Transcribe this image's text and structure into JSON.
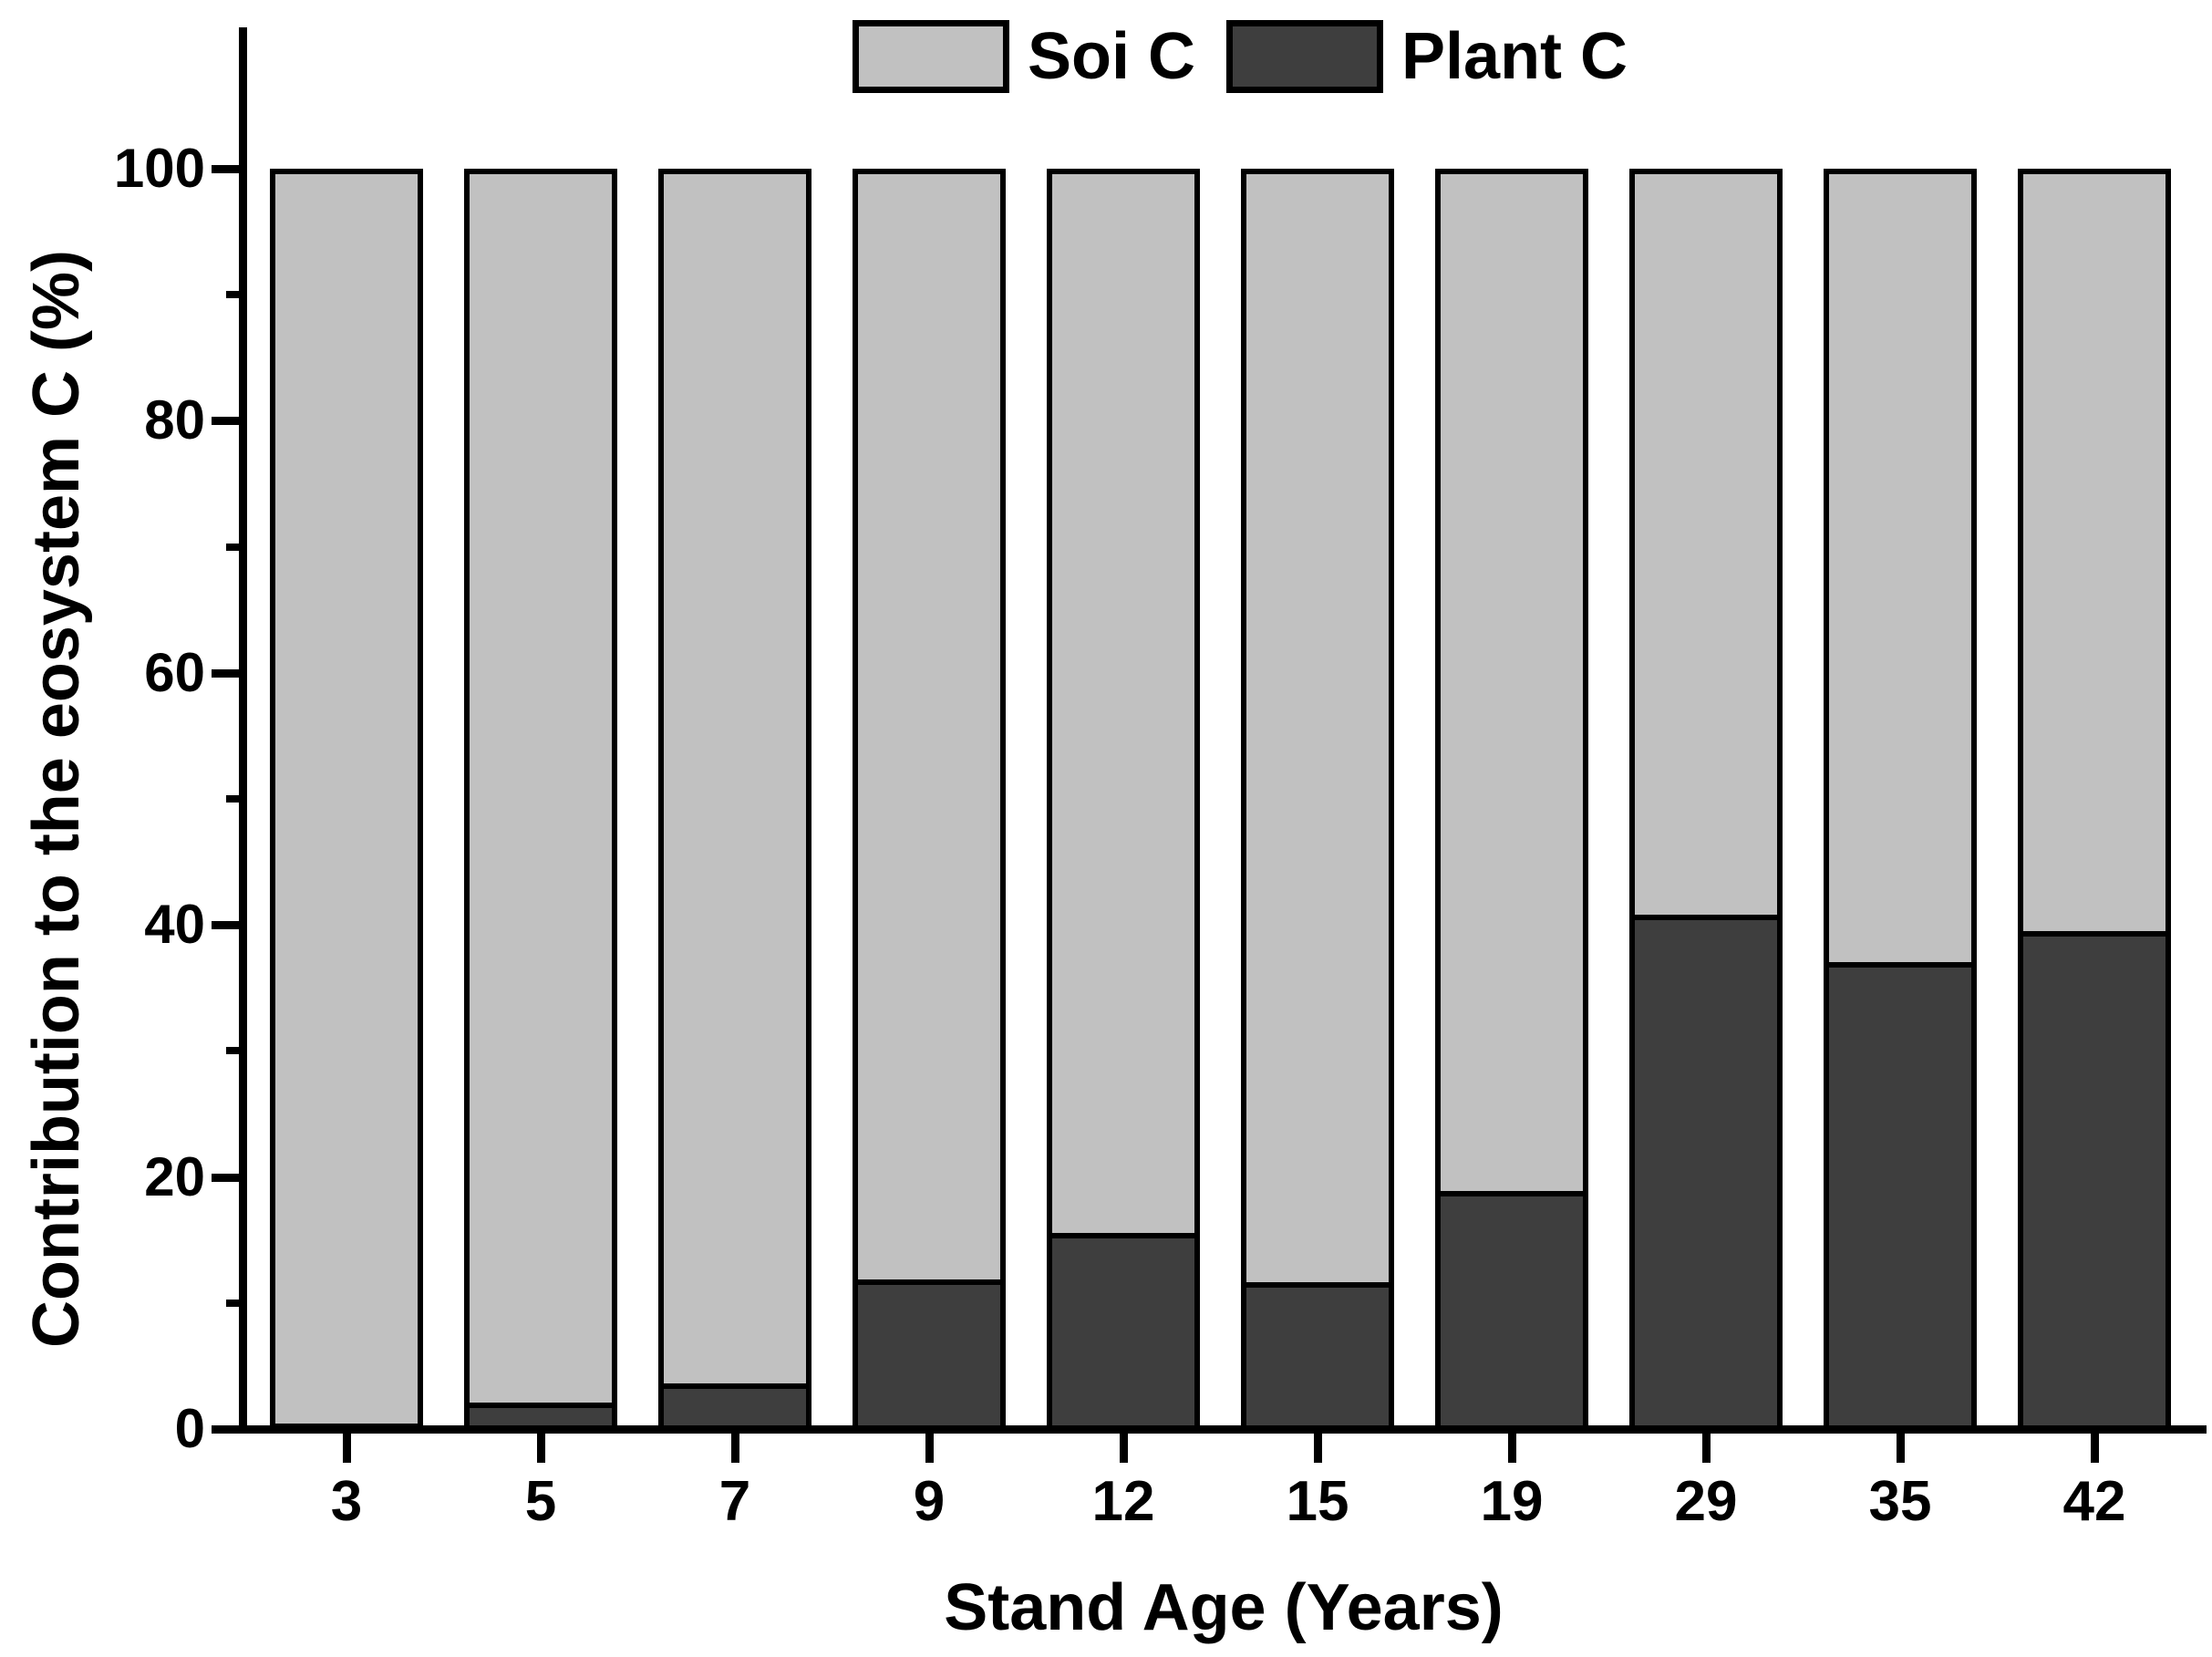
{
  "chart_data": {
    "type": "bar",
    "stacked": true,
    "title": "",
    "xlabel": "Stand Age (Years)",
    "ylabel": "Contribution to the eosystem C (%)",
    "categories": [
      "3",
      "5",
      "7",
      "9",
      "12",
      "15",
      "19",
      "29",
      "35",
      "42"
    ],
    "series": [
      {
        "name": "Soi C",
        "color": "#c1c1c1",
        "values": [
          99.7,
          97.9,
          96.4,
          88.1,
          84.4,
          88.3,
          81.0,
          59.0,
          62.8,
          60.3
        ]
      },
      {
        "name": "Plant C",
        "color": "#3e3e3e",
        "values": [
          0.3,
          2.1,
          3.6,
          11.9,
          15.6,
          11.7,
          19.0,
          41.0,
          37.2,
          39.7
        ]
      }
    ],
    "ylim": [
      0,
      100
    ],
    "yticks": [
      0,
      20,
      40,
      60,
      80,
      100
    ],
    "y_minor_ticks": [
      10,
      30,
      50,
      70,
      90
    ],
    "legend_position": "top",
    "grid": false,
    "bar_outline_color": "#000000",
    "axis_color": "#000000"
  }
}
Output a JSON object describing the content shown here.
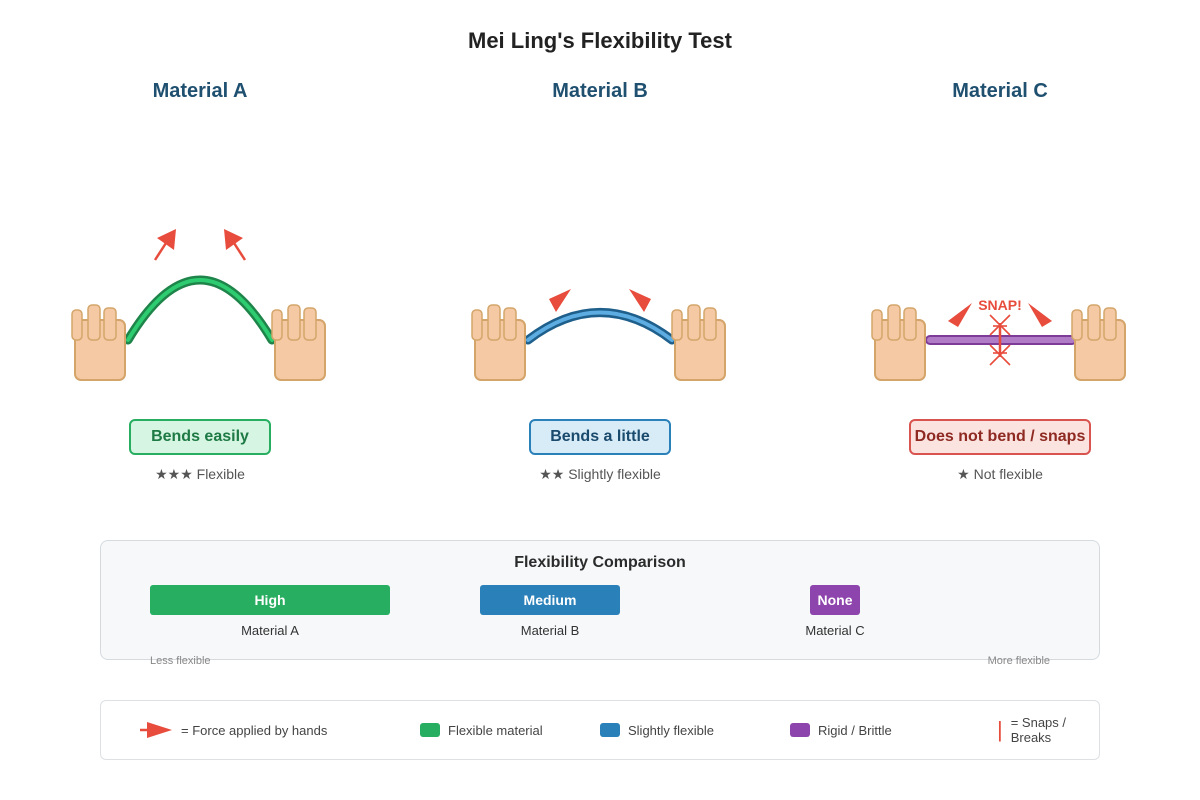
{
  "title": "Mei Ling's Flexibility Test",
  "colors": {
    "flexible": "#27ae60",
    "slightly": "#2a80b9",
    "rigid": "#8e44ad",
    "force": "#e74c3c",
    "hand": "#f5c9a3",
    "hand_outline": "#d4a56a"
  },
  "materials": [
    {
      "name": "Material A",
      "result": "Bends easily",
      "stars": "★★★",
      "rating": "Flexible"
    },
    {
      "name": "Material B",
      "result": "Bends a little",
      "stars": "★★",
      "rating": "Slightly flexible"
    },
    {
      "name": "Material C",
      "result": "Does not bend / snaps",
      "stars": "★",
      "rating": "Not flexible",
      "snap_label": "SNAP!"
    }
  ],
  "comparison": {
    "title": "Flexibility Comparison",
    "bars": [
      {
        "label": "High",
        "material": "Material A",
        "level": 1.0
      },
      {
        "label": "Medium",
        "material": "Material B",
        "level": 0.58
      },
      {
        "label": "None",
        "material": "Material C",
        "level": 0.2
      }
    ],
    "scale_low": "Less flexible",
    "scale_high": "More flexible"
  },
  "legend": {
    "force": "= Force applied by hands",
    "flexible": "Flexible material",
    "slightly": "Slightly flexible",
    "rigid": "Rigid / Brittle",
    "snaps": "= Snaps / Breaks"
  }
}
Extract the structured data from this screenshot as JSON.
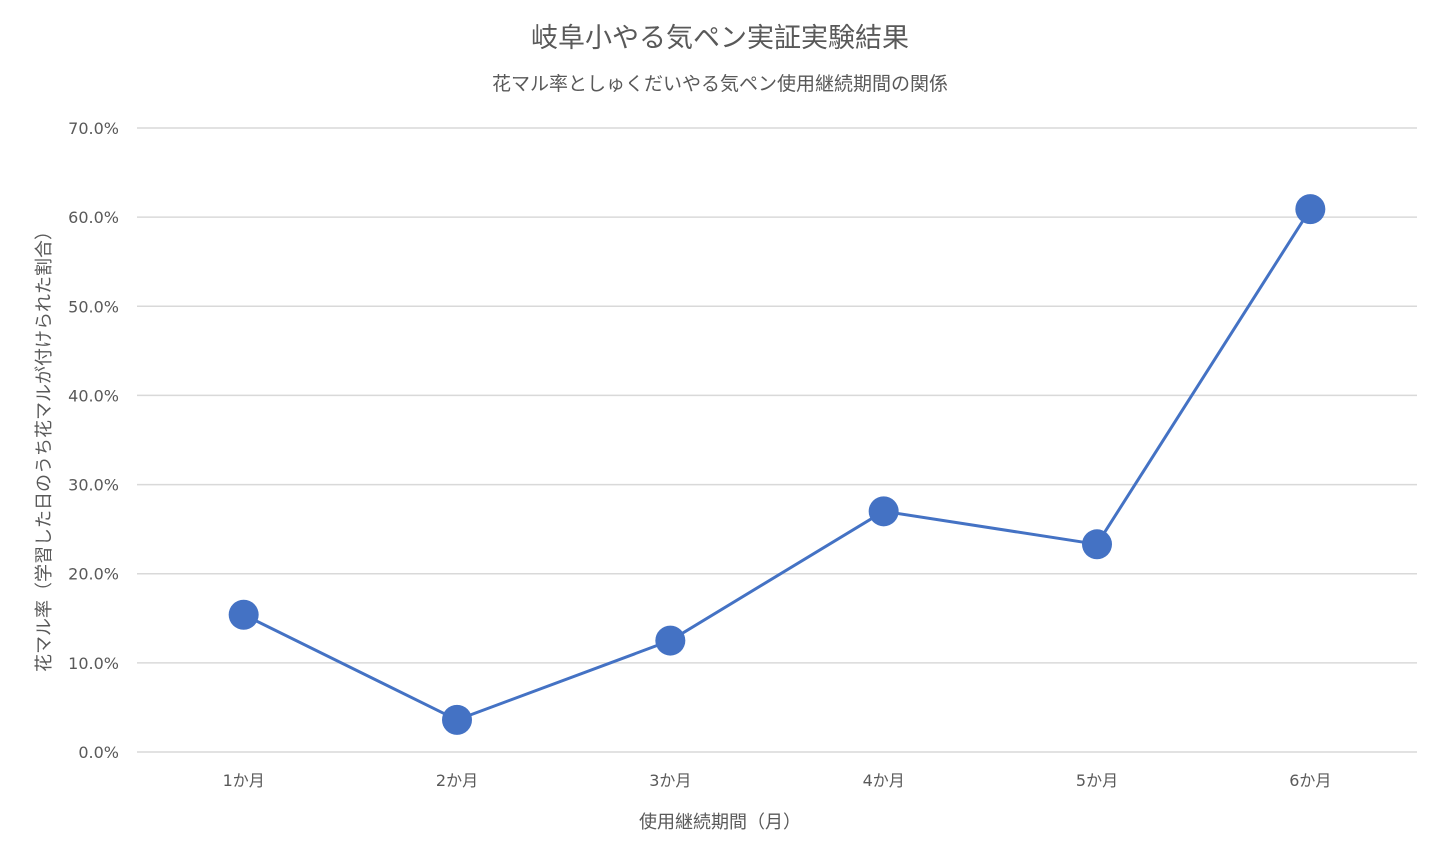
▬▬▬
Exercise goal —
Search the records above for "result". Copy each line where it is found.

Response to this task —
      "result": "Bends easily",
      "result": "Bends a little",
      "result": "Does not bend / snaps",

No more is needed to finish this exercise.